- Problem
Each record is to be transcribed exactly.

- Exercise data
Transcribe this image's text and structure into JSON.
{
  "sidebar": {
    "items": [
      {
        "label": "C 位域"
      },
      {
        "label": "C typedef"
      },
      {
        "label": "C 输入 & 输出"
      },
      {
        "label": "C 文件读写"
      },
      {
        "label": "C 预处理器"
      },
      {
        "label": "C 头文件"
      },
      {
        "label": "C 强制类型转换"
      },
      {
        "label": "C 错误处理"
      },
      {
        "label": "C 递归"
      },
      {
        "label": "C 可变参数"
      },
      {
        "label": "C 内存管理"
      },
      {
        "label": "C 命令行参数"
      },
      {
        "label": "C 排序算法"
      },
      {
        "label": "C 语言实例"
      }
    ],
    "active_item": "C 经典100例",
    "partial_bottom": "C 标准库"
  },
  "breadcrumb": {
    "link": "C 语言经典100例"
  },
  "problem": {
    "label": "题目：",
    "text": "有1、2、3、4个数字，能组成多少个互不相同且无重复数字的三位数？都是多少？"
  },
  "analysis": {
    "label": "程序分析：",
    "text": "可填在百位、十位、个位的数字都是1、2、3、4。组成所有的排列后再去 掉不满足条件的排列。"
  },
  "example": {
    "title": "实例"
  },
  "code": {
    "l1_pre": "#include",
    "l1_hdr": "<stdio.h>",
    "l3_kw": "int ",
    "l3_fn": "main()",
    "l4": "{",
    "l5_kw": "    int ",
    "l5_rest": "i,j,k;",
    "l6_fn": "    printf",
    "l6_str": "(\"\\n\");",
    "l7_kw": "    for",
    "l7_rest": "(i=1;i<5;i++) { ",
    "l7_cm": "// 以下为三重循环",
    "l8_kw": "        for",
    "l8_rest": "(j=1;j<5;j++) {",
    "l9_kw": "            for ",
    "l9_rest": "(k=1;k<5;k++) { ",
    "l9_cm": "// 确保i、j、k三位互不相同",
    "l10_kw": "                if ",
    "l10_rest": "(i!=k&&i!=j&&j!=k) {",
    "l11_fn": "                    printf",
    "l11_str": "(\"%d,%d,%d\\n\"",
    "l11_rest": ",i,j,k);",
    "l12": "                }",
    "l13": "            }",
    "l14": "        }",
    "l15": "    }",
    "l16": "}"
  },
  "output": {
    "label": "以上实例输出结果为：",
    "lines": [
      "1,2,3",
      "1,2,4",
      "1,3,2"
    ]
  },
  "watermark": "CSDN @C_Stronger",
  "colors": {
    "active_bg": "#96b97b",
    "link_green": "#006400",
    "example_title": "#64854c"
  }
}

- Output for this task
Transcribe this image's text and structure into JSON.
{
  "sidebar": {
    "items": [
      {
        "label": "C 位域"
      },
      {
        "label": "C typedef"
      },
      {
        "label": "C 输入 & 输出"
      },
      {
        "label": "C 文件读写"
      },
      {
        "label": "C 预处理器"
      },
      {
        "label": "C 头文件"
      },
      {
        "label": "C 强制类型转换"
      },
      {
        "label": "C 错误处理"
      },
      {
        "label": "C 递归"
      },
      {
        "label": "C 可变参数"
      },
      {
        "label": "C 内存管理"
      },
      {
        "label": "C 命令行参数"
      },
      {
        "label": "C 排序算法"
      },
      {
        "label": "C 语言实例"
      }
    ],
    "active_item": "C 经典100例",
    "partial_bottom": "C 标准库"
  },
  "breadcrumb": {
    "link": "C 语言经典100例"
  },
  "problem": {
    "label": "题目：",
    "text": "有1、2、3、4个数字，能组成多少个互不相同且无重复数字的三位数？都是多少？"
  },
  "analysis": {
    "label": "程序分析：",
    "text": "可填在百位、十位、个位的数字都是1、2、3、4。组成所有的排列后再去 掉不满足条件的排列。"
  },
  "example": {
    "title": "实例"
  },
  "code": {
    "l1_pre": "#include",
    "l1_hdr": "<stdio.h>",
    "l3_kw": "int ",
    "l3_fn": "main()",
    "l4": "{",
    "l5_kw": "    int ",
    "l5_rest": "i,j,k;",
    "l6_fn": "    printf",
    "l6_str": "(\"\\n\");",
    "l7_kw": "    for",
    "l7_rest": "(i=1;i<5;i++) { ",
    "l7_cm": "// 以下为三重循环",
    "l8_kw": "        for",
    "l8_rest": "(j=1;j<5;j++) {",
    "l9_kw": "            for ",
    "l9_rest": "(k=1;k<5;k++) { ",
    "l9_cm": "// 确保i、j、k三位互不相同",
    "l10_kw": "                if ",
    "l10_rest": "(i!=k&&i!=j&&j!=k) {",
    "l11_fn": "                    printf",
    "l11_str": "(\"%d,%d,%d\\n\"",
    "l11_rest": ",i,j,k);",
    "l12": "                }",
    "l13": "            }",
    "l14": "        }",
    "l15": "    }",
    "l16": "}"
  },
  "output": {
    "label": "以上实例输出结果为：",
    "lines": [
      "1,2,3",
      "1,2,4",
      "1,3,2"
    ]
  },
  "watermark": "CSDN @C_Stronger",
  "colors": {
    "active_bg": "#96b97b",
    "link_green": "#006400",
    "example_title": "#64854c"
  }
}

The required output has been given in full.